## [SHORT TASK]
Return every record exactly as written.

>> start SUPPLIED INFORMATION

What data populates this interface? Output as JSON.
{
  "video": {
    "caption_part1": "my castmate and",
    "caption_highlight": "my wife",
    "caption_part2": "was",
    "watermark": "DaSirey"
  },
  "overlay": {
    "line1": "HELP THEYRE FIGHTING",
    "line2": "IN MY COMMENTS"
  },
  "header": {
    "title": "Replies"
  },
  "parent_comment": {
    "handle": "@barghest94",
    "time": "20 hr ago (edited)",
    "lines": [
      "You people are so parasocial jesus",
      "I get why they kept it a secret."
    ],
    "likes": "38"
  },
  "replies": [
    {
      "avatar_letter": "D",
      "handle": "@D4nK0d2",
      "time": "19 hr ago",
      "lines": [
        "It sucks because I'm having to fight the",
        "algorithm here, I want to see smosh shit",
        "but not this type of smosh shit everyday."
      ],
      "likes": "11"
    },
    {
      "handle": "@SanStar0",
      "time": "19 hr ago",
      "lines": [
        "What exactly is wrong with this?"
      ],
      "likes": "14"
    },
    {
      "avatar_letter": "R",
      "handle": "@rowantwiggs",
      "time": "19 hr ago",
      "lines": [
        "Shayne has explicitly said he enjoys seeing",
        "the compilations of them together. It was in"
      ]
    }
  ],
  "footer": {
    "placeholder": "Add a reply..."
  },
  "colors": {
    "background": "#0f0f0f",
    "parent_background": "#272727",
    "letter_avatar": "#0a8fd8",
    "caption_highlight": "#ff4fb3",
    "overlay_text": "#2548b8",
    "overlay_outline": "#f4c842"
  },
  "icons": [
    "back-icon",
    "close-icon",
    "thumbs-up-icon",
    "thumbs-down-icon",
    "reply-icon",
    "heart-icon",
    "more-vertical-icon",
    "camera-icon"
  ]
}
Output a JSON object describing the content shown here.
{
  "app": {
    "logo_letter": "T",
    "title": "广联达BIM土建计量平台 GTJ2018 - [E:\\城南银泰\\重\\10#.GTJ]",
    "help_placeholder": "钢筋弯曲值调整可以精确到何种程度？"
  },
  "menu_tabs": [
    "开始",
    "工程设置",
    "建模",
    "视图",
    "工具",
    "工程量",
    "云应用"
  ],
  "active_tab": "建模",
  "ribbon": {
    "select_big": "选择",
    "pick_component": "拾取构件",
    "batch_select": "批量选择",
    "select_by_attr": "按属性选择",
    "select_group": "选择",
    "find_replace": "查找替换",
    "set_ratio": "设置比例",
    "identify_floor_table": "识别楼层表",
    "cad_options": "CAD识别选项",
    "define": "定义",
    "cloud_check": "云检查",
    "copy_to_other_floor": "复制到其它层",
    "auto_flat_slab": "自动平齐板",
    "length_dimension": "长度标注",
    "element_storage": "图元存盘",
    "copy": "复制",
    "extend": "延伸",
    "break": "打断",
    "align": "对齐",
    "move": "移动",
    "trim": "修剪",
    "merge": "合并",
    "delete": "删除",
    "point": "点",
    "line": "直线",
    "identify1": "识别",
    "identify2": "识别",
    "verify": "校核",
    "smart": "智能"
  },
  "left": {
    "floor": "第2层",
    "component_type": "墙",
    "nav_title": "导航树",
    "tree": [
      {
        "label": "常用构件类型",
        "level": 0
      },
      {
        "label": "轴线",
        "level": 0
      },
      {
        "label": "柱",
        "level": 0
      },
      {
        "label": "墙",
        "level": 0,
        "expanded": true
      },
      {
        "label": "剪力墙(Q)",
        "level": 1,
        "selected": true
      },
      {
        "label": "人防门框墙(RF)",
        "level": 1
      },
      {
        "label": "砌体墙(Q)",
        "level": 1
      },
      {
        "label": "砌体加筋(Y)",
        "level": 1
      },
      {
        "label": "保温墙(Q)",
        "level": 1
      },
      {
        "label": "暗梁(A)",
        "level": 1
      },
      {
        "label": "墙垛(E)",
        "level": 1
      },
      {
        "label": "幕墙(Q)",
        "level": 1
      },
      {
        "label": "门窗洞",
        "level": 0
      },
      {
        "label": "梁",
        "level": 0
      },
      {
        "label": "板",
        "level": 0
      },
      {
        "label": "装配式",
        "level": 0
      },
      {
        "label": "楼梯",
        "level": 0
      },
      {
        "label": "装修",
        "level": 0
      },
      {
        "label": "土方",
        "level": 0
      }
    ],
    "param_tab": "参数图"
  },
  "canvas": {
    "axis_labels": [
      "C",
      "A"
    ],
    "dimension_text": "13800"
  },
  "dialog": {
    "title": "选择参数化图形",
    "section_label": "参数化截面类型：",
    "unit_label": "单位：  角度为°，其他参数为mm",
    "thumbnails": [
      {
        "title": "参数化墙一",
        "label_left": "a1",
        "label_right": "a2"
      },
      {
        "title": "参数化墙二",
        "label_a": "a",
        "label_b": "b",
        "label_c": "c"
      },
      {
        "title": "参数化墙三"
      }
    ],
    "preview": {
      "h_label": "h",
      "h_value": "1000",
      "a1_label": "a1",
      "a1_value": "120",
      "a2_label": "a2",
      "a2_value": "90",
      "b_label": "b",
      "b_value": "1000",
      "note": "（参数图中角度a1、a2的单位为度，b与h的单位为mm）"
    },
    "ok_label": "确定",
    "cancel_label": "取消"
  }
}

>> end SUPPLIED INFORMATION

## [TASK ANSWER]
What data populates this interface? Output as JSON.
{
  "video": {
    "caption_part1": "my castmate and",
    "caption_highlight": "my wife",
    "caption_part2": "was",
    "watermark": "DaSirey"
  },
  "overlay": {
    "line1": "HELP THEYRE FIGHTING",
    "line2": "IN MY COMMENTS"
  },
  "header": {
    "title": "Replies"
  },
  "parent_comment": {
    "handle": "@barghest94",
    "time": "20 hr ago (edited)",
    "lines": [
      "You people are so parasocial jesus",
      "I get why they kept it a secret."
    ],
    "likes": "38"
  },
  "replies": [
    {
      "avatar_letter": "D",
      "handle": "@D4nK0d2",
      "time": "19 hr ago",
      "lines": [
        "It sucks because I'm having to fight the",
        "algorithm here, I want to see smosh shit",
        "but not this type of smosh shit everyday."
      ],
      "likes": "11"
    },
    {
      "handle": "@SanStar0",
      "time": "19 hr ago",
      "lines": [
        "What exactly is wrong with this?"
      ],
      "likes": "14"
    },
    {
      "avatar_letter": "R",
      "handle": "@rowantwiggs",
      "time": "19 hr ago",
      "lines": [
        "Shayne has explicitly said he enjoys seeing",
        "the compilations of them together. It was in"
      ]
    }
  ],
  "footer": {
    "placeholder": "Add a reply..."
  },
  "colors": {
    "background": "#0f0f0f",
    "parent_background": "#272727",
    "letter_avatar": "#0a8fd8",
    "caption_highlight": "#ff4fb3",
    "overlay_text": "#2548b8",
    "overlay_outline": "#f4c842"
  },
  "icons": [
    "back-icon",
    "close-icon",
    "thumbs-up-icon",
    "thumbs-down-icon",
    "reply-icon",
    "heart-icon",
    "more-vertical-icon",
    "camera-icon"
  ]
}
Output a JSON object describing the content shown here.
{
  "app": {
    "logo_letter": "T",
    "title": "广联达BIM土建计量平台 GTJ2018 - [E:\\城南银泰\\重\\10#.GTJ]",
    "help_placeholder": "钢筋弯曲值调整可以精确到何种程度？"
  },
  "menu_tabs": [
    "开始",
    "工程设置",
    "建模",
    "视图",
    "工具",
    "工程量",
    "云应用"
  ],
  "active_tab": "建模",
  "ribbon": {
    "select_big": "选择",
    "pick_component": "拾取构件",
    "batch_select": "批量选择",
    "select_by_attr": "按属性选择",
    "select_group": "选择",
    "find_replace": "查找替换",
    "set_ratio": "设置比例",
    "identify_floor_table": "识别楼层表",
    "cad_options": "CAD识别选项",
    "define": "定义",
    "cloud_check": "云检查",
    "copy_to_other_floor": "复制到其它层",
    "auto_flat_slab": "自动平齐板",
    "length_dimension": "长度标注",
    "element_storage": "图元存盘",
    "copy": "复制",
    "extend": "延伸",
    "break": "打断",
    "align": "对齐",
    "move": "移动",
    "trim": "修剪",
    "merge": "合并",
    "delete": "删除",
    "point": "点",
    "line": "直线",
    "identify1": "识别",
    "identify2": "识别",
    "verify": "校核",
    "smart": "智能"
  },
  "left": {
    "floor": "第2层",
    "component_type": "墙",
    "nav_title": "导航树",
    "tree": [
      {
        "label": "常用构件类型",
        "level": 0
      },
      {
        "label": "轴线",
        "level": 0
      },
      {
        "label": "柱",
        "level": 0
      },
      {
        "label": "墙",
        "level": 0,
        "expanded": true
      },
      {
        "label": "剪力墙(Q)",
        "level": 1,
        "selected": true
      },
      {
        "label": "人防门框墙(RF)",
        "level": 1
      },
      {
        "label": "砌体墙(Q)",
        "level": 1
      },
      {
        "label": "砌体加筋(Y)",
        "level": 1
      },
      {
        "label": "保温墙(Q)",
        "level": 1
      },
      {
        "label": "暗梁(A)",
        "level": 1
      },
      {
        "label": "墙垛(E)",
        "level": 1
      },
      {
        "label": "幕墙(Q)",
        "level": 1
      },
      {
        "label": "门窗洞",
        "level": 0
      },
      {
        "label": "梁",
        "level": 0
      },
      {
        "label": "板",
        "level": 0
      },
      {
        "label": "装配式",
        "level": 0
      },
      {
        "label": "楼梯",
        "level": 0
      },
      {
        "label": "装修",
        "level": 0
      },
      {
        "label": "土方",
        "level": 0
      }
    ],
    "param_tab": "参数图"
  },
  "canvas": {
    "axis_labels": [
      "C",
      "A"
    ],
    "dimension_text": "13800"
  },
  "dialog": {
    "title": "选择参数化图形",
    "section_label": "参数化截面类型：",
    "unit_label": "单位：  角度为°，其他参数为mm",
    "thumbnails": [
      {
        "title": "参数化墙一",
        "label_left": "a1",
        "label_right": "a2"
      },
      {
        "title": "参数化墙二",
        "label_a": "a",
        "label_b": "b",
        "label_c": "c"
      },
      {
        "title": "参数化墙三"
      }
    ],
    "preview": {
      "h_label": "h",
      "h_value": "1000",
      "a1_label": "a1",
      "a1_value": "120",
      "a2_label": "a2",
      "a2_value": "90",
      "b_label": "b",
      "b_value": "1000",
      "note": "（参数图中角度a1、a2的单位为度，b与h的单位为mm）"
    },
    "ok_label": "确定",
    "cancel_label": "取消"
  }
}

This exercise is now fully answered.